Short exercise: Write out the material exactly, without any of its pictures.

Records to use:
::::::::::

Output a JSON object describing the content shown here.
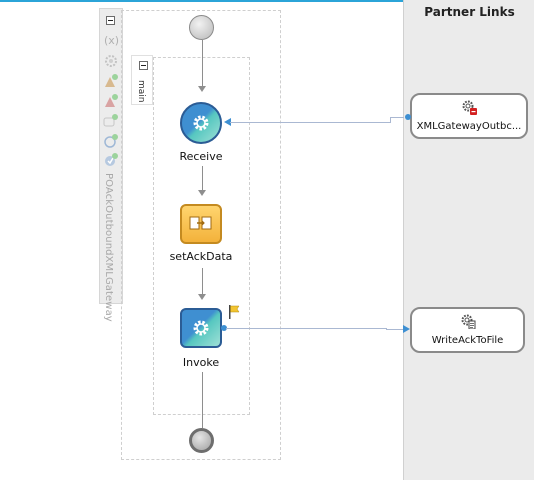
{
  "process": {
    "name": "POAckOutboundXMLGateway",
    "scope_label": "main"
  },
  "activities": [
    {
      "label": "Receive",
      "type": "receive"
    },
    {
      "label": "setAckData",
      "type": "assign"
    },
    {
      "label": "Invoke",
      "type": "invoke"
    }
  ],
  "partner_links": {
    "title": "Partner Links",
    "items": [
      {
        "label": "XMLGatewayOutbc...",
        "icon": "adapter-error-icon"
      },
      {
        "label": "WriteAckToFile",
        "icon": "file-adapter-icon"
      }
    ]
  },
  "toolbar": {
    "icons": [
      "collapse-icon",
      "variables-icon",
      "correlation-icon",
      "add-warning-icon",
      "add-error-icon",
      "add-message-icon",
      "add-timer-icon",
      "add-event-icon"
    ]
  },
  "colors": {
    "accent_line": "#2ba4d8",
    "activity_blue": "#3f8fd1",
    "assign_orange": "#f3b23b",
    "link_arrow": "#3d8fd2"
  }
}
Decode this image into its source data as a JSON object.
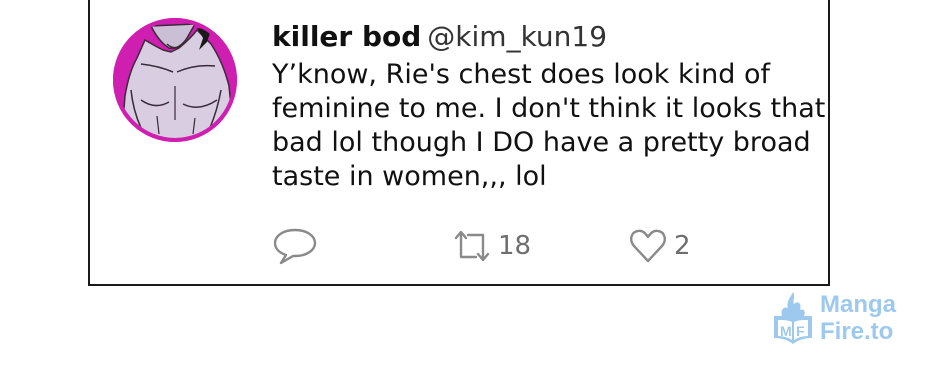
{
  "tweet": {
    "display_name": "killer bod",
    "handle": "@kim_kun19",
    "text_lines": [
      "Y’know, Rie's chest does look kind of",
      "feminine to me. I don't think it looks that",
      "bad lol though I DO have a pretty broad",
      "taste in women,,, lol"
    ],
    "actions": {
      "reply_icon": "speech-bubble-icon",
      "retweet_icon": "retweet-arrows-icon",
      "retweet_count": "18",
      "like_icon": "heart-icon",
      "like_count": "2"
    },
    "avatar": {
      "icon": "shirtless-man-drawing",
      "ring_color": "#cf1fb0"
    }
  },
  "watermark": {
    "line1": "Manga",
    "line2": "Fire.to",
    "logo_icon": "mangafire-flame-logo-icon",
    "color": "#9ec9ef"
  }
}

::::::::::

Complete response:
Output a JSON object describing the content shown here.
{
  "process": {
    "name": "POAckOutboundXMLGateway",
    "scope_label": "main"
  },
  "activities": [
    {
      "label": "Receive",
      "type": "receive"
    },
    {
      "label": "setAckData",
      "type": "assign"
    },
    {
      "label": "Invoke",
      "type": "invoke"
    }
  ],
  "partner_links": {
    "title": "Partner Links",
    "items": [
      {
        "label": "XMLGatewayOutbc...",
        "icon": "adapter-error-icon"
      },
      {
        "label": "WriteAckToFile",
        "icon": "file-adapter-icon"
      }
    ]
  },
  "toolbar": {
    "icons": [
      "collapse-icon",
      "variables-icon",
      "correlation-icon",
      "add-warning-icon",
      "add-error-icon",
      "add-message-icon",
      "add-timer-icon",
      "add-event-icon"
    ]
  },
  "colors": {
    "accent_line": "#2ba4d8",
    "activity_blue": "#3f8fd1",
    "assign_orange": "#f3b23b",
    "link_arrow": "#3d8fd2"
  }
}
Decode this image into its source data as a JSON object.
{
  "tweet": {
    "display_name": "killer bod",
    "handle": "@kim_kun19",
    "text_lines": [
      "Y’know, Rie's chest does look kind of",
      "feminine to me. I don't think it looks that",
      "bad lol though I DO have a pretty broad",
      "taste in women,,, lol"
    ],
    "actions": {
      "reply_icon": "speech-bubble-icon",
      "retweet_icon": "retweet-arrows-icon",
      "retweet_count": "18",
      "like_icon": "heart-icon",
      "like_count": "2"
    },
    "avatar": {
      "icon": "shirtless-man-drawing",
      "ring_color": "#cf1fb0"
    }
  },
  "watermark": {
    "line1": "Manga",
    "line2": "Fire.to",
    "logo_icon": "mangafire-flame-logo-icon",
    "color": "#9ec9ef"
  }
}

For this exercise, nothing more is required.